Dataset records
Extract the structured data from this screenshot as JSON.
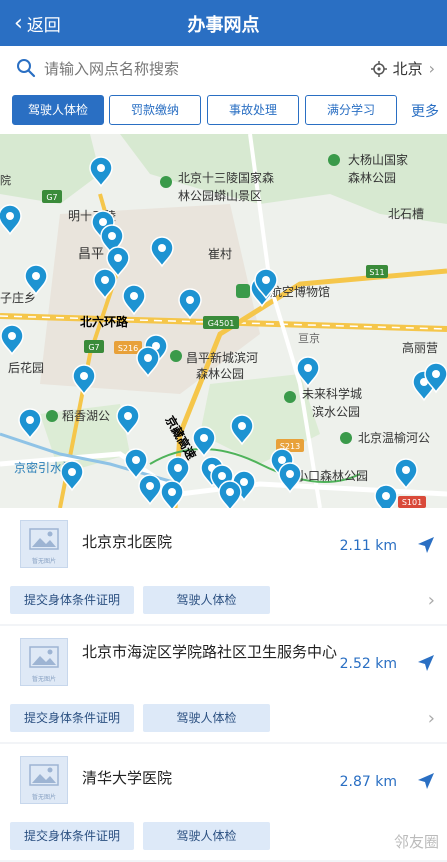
{
  "header": {
    "back_label": "返回",
    "title": "办事网点"
  },
  "search": {
    "placeholder": "请输入网点名称搜索",
    "city": "北京"
  },
  "tabs": [
    {
      "label": "驾驶人体检",
      "active": true
    },
    {
      "label": "罚款缴纳",
      "active": false
    },
    {
      "label": "事故处理",
      "active": false
    },
    {
      "label": "满分学习",
      "active": false
    }
  ],
  "more_label": "更多",
  "map": {
    "labels": {
      "ming13": "明十三陵",
      "shisanling_1": "北京十三陵国家森",
      "shisanling_2": "林公园蟒山景区",
      "dayang_1": "大杨山国家",
      "dayang_2": "森林公园",
      "beishijing": "北石槽",
      "changping": "昌平",
      "cuicun": "崔村",
      "aviation": "国航空博物馆",
      "ring6": "北六环路",
      "g4501": "G4501",
      "g7": "G7",
      "s216": "S216",
      "s11": "S11",
      "s213": "S213",
      "s101": "S101",
      "binhe_1": "昌平新城滨河",
      "binhe_2": "森林公园",
      "huiyuan": "亘京",
      "gaoliying": "高丽营",
      "future_1": "未来科学城",
      "future_2": "滨水公园",
      "houhua": "后花园",
      "daoxiang": "稻香湖公",
      "jingzang": "京藏高速",
      "wenyu": "北京温榆河公",
      "xiaokou": "小口森林公园",
      "jingmi": "京密引水渠",
      "zizhuang": "子庄乡",
      "yuan": "院"
    }
  },
  "list": [
    {
      "name": "北京京北医院",
      "distance": "2.11 km",
      "tags": [
        "提交身体条件证明",
        "驾驶人体检"
      ],
      "thumb_caption": "暂无图片"
    },
    {
      "name": "北京市海淀区学院路社区卫生服务中心",
      "distance": "2.52 km",
      "tags": [
        "提交身体条件证明",
        "驾驶人体检"
      ],
      "thumb_caption": "暂无图片"
    },
    {
      "name": "清华大学医院",
      "distance": "2.87 km",
      "tags": [
        "提交身体条件证明",
        "驾驶人体检"
      ],
      "thumb_caption": "暂无图片"
    }
  ],
  "watermark": "邻友圈",
  "colors": {
    "brand": "#2a6fc3",
    "pin": "#1d93d2",
    "tag_bg": "#dde9f8"
  }
}
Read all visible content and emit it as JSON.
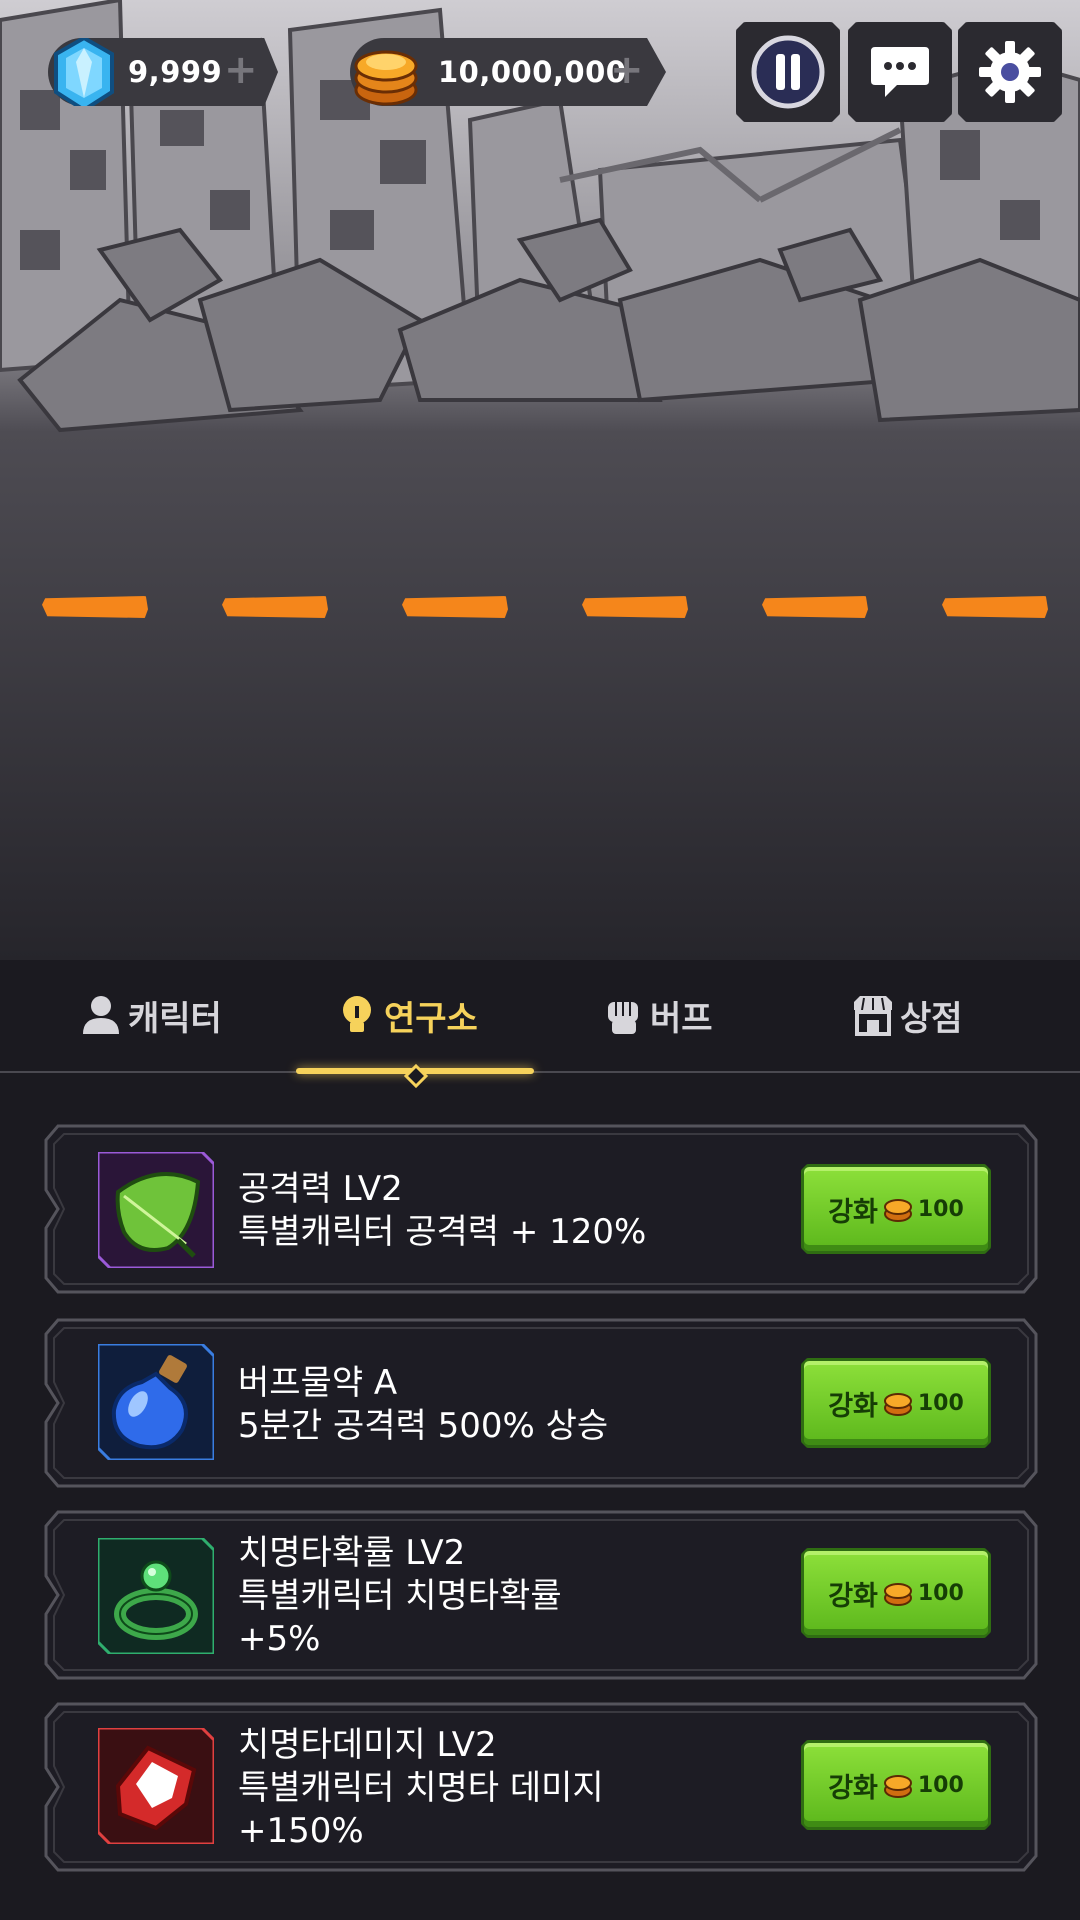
{
  "hud": {
    "gems": "9,999",
    "gem_plus": "+",
    "coins": "10,000,000",
    "coin_plus": "+",
    "icons": [
      "gem-icon",
      "coin-stack-icon",
      "pause-icon",
      "chat-icon",
      "settings-gear-icon"
    ]
  },
  "tabs": [
    {
      "label": "캐릭터",
      "icon": "person-icon",
      "active": false
    },
    {
      "label": "연구소",
      "icon": "lightbulb-icon",
      "active": true
    },
    {
      "label": "버프",
      "icon": "fist-icon",
      "active": false
    },
    {
      "label": "상점",
      "icon": "shop-icon",
      "active": false
    }
  ],
  "research": [
    {
      "title": "공격력 LV2",
      "desc": [
        "특별캐릭터 공격력 + 120%"
      ],
      "icon": "leaf-icon",
      "button": "강화",
      "cost": "100"
    },
    {
      "title": "버프물약 A",
      "desc": [
        "5분간 공격력 500% 상승"
      ],
      "icon": "potion-icon",
      "button": "강화",
      "cost": "100"
    },
    {
      "title": "치명타확률 LV2",
      "desc": [
        "특별캐릭터 치명타확률",
        "+5%"
      ],
      "icon": "ring-icon",
      "button": "강화",
      "cost": "100"
    },
    {
      "title": "치명타데미지 LV2",
      "desc": [
        "특별캐릭터 치명타 데미지",
        "+150%"
      ],
      "icon": "ruby-icon",
      "button": "강화",
      "cost": "100"
    }
  ],
  "colors": {
    "accent": "#f6d25b",
    "road_dash": "#f5861b",
    "button_green": "#74cc2a",
    "background": "#1b1a20"
  }
}
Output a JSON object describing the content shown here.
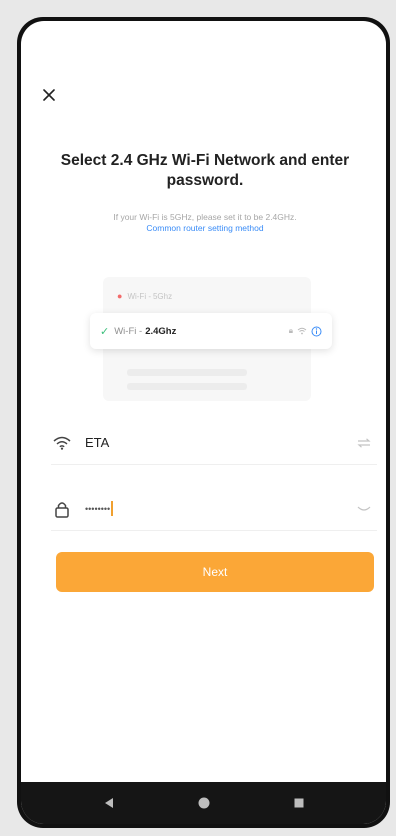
{
  "status": {
    "left": "",
    "right": ""
  },
  "header": {
    "close_icon": "close-icon"
  },
  "main": {
    "title": "Select 2.4 GHz Wi-Fi Network and enter password.",
    "subtitle": "If your Wi-Fi is 5GHz, please set it to be 2.4GHz.",
    "link": "Common router setting method"
  },
  "illustration": {
    "row_5g": {
      "name": "Wi-Fi - ",
      "band": "5Ghz"
    },
    "row_24g": {
      "name": "Wi-Fi - ",
      "band": "2.4Ghz"
    }
  },
  "form": {
    "ssid": {
      "icon": "wifi-icon",
      "value": "ETA",
      "action_icon": "switch-network-icon"
    },
    "password": {
      "icon": "lock-icon",
      "value": "••••••••",
      "action_icon": "eye-closed-icon"
    }
  },
  "actions": {
    "next_label": "Next"
  },
  "navbar": {
    "items": [
      "back-icon",
      "home-icon",
      "recents-icon"
    ]
  },
  "colors": {
    "accent": "#fba737",
    "link": "#3a8cf7",
    "check": "#3bbf7b"
  }
}
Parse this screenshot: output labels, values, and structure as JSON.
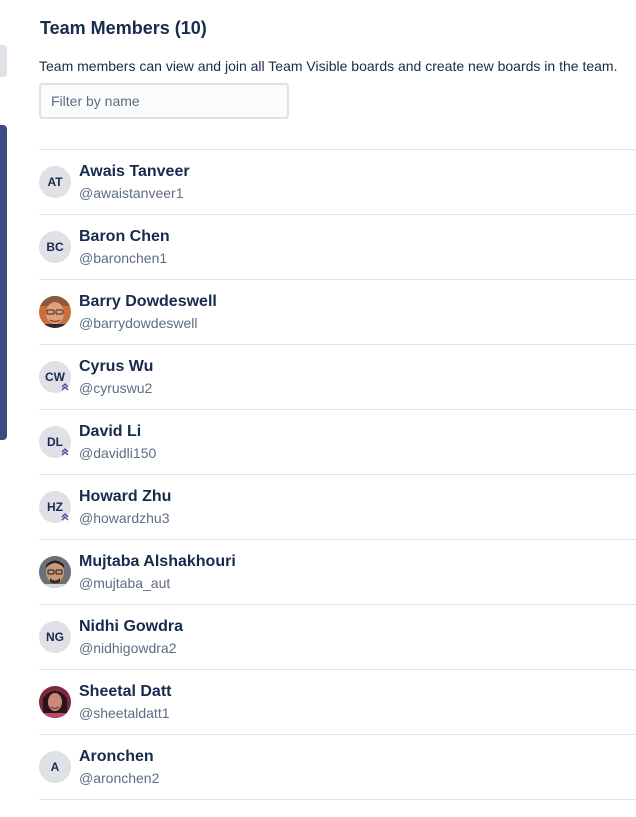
{
  "header": {
    "title": "Team Members (10)",
    "description": "Team members can view and join all Team Visible boards and create new boards in the team."
  },
  "filter": {
    "placeholder": "Filter by name",
    "value": ""
  },
  "members": [
    {
      "name": "Awais Tanveer",
      "username": "@awaistanveer1",
      "initials": "AT",
      "photo": false,
      "admin": false
    },
    {
      "name": "Baron Chen",
      "username": "@baronchen1",
      "initials": "BC",
      "photo": false,
      "admin": false
    },
    {
      "name": "Barry Dowdeswell",
      "username": "@barrydowdeswell",
      "initials": "",
      "photo": true,
      "admin": false
    },
    {
      "name": "Cyrus Wu",
      "username": "@cyruswu2",
      "initials": "CW",
      "photo": false,
      "admin": true
    },
    {
      "name": "David Li",
      "username": "@davidli150",
      "initials": "DL",
      "photo": false,
      "admin": true
    },
    {
      "name": "Howard Zhu",
      "username": "@howardzhu3",
      "initials": "HZ",
      "photo": false,
      "admin": true
    },
    {
      "name": "Mujtaba Alshakhouri",
      "username": "@mujtaba_aut",
      "initials": "",
      "photo": true,
      "admin": false
    },
    {
      "name": "Nidhi Gowdra",
      "username": "@nidhigowdra2",
      "initials": "NG",
      "photo": false,
      "admin": false
    },
    {
      "name": "Sheetal Datt",
      "username": "@sheetaldatt1",
      "initials": "",
      "photo": true,
      "admin": false
    },
    {
      "name": "Aronchen",
      "username": "@aronchen2",
      "initials": "A",
      "photo": false,
      "admin": false
    }
  ],
  "colors": {
    "text": "#172b4d",
    "subtle_text": "#5e6c84",
    "avatar_bg": "#dfe1e6",
    "admin_badge": "#3b4a9c",
    "side_panel": "#3b4a80"
  }
}
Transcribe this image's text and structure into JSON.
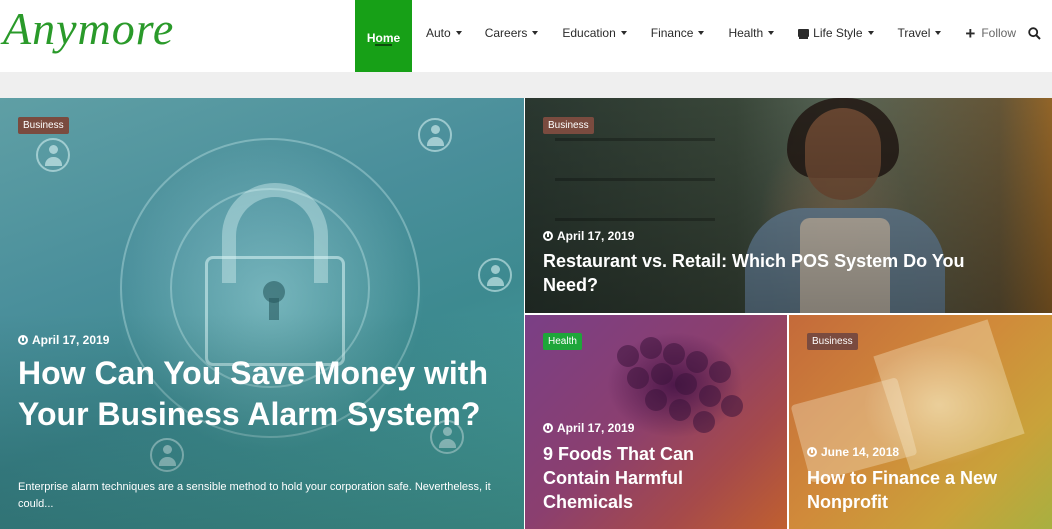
{
  "header": {
    "logo": "Anymore",
    "nav": [
      {
        "label": "Home",
        "has_caret": false,
        "active": true
      },
      {
        "label": "Auto",
        "has_caret": true
      },
      {
        "label": "Careers",
        "has_caret": true
      },
      {
        "label": "Education",
        "has_caret": true
      },
      {
        "label": "Finance",
        "has_caret": true
      },
      {
        "label": "Health",
        "has_caret": true
      },
      {
        "label": "Life Style",
        "has_caret": true,
        "icon": "tv-icon"
      },
      {
        "label": "Travel",
        "has_caret": true
      }
    ],
    "follow_label": "Follow",
    "follow_icon": "plus-icon",
    "search_icon": "search-icon"
  },
  "colors": {
    "accent": "#17a017",
    "logo": "#2a9a2a",
    "badge_business": "#7a4b3f",
    "badge_health": "#1ea63a",
    "band": "#efefef"
  },
  "posts": {
    "main": {
      "category": "Business",
      "date": "April 17, 2019",
      "title": "How Can You Save Money with Your Business Alarm System?",
      "excerpt": "Enterprise alarm techniques are a sensible method to hold your corporation safe. Nevertheless, it could..."
    },
    "restaurant": {
      "category": "Business",
      "date": "April 17, 2019",
      "title": "Restaurant vs. Retail: Which POS System Do You Need?"
    },
    "foods": {
      "category": "Health",
      "date": "April 17, 2019",
      "title": "9 Foods That Can Contain Harmful Chemicals"
    },
    "finance": {
      "category": "Business",
      "date": "June 14, 2018",
      "title": "How to Finance a New Nonprofit"
    }
  }
}
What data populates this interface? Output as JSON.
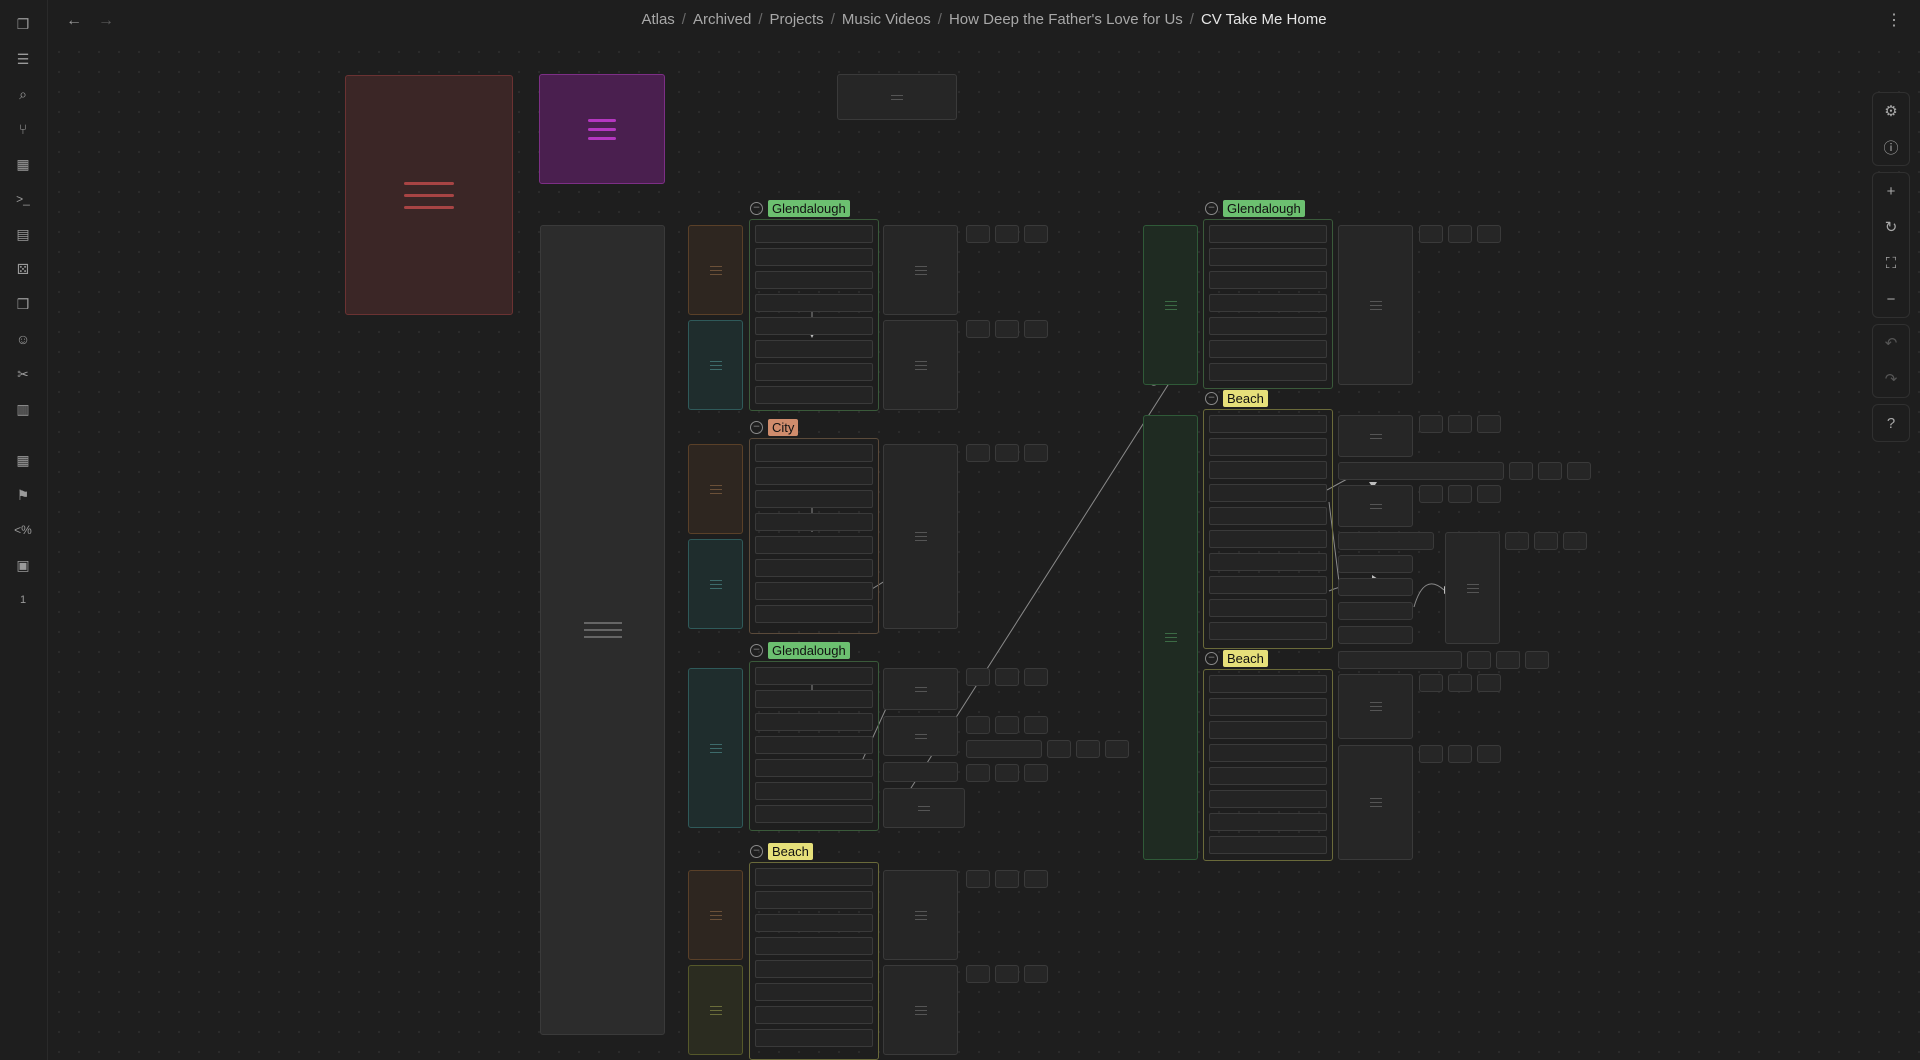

TASK TO CARRY OUT:
Within the records, how many lines include "distance"? The answer is the number and nothing else.

RESULT:
3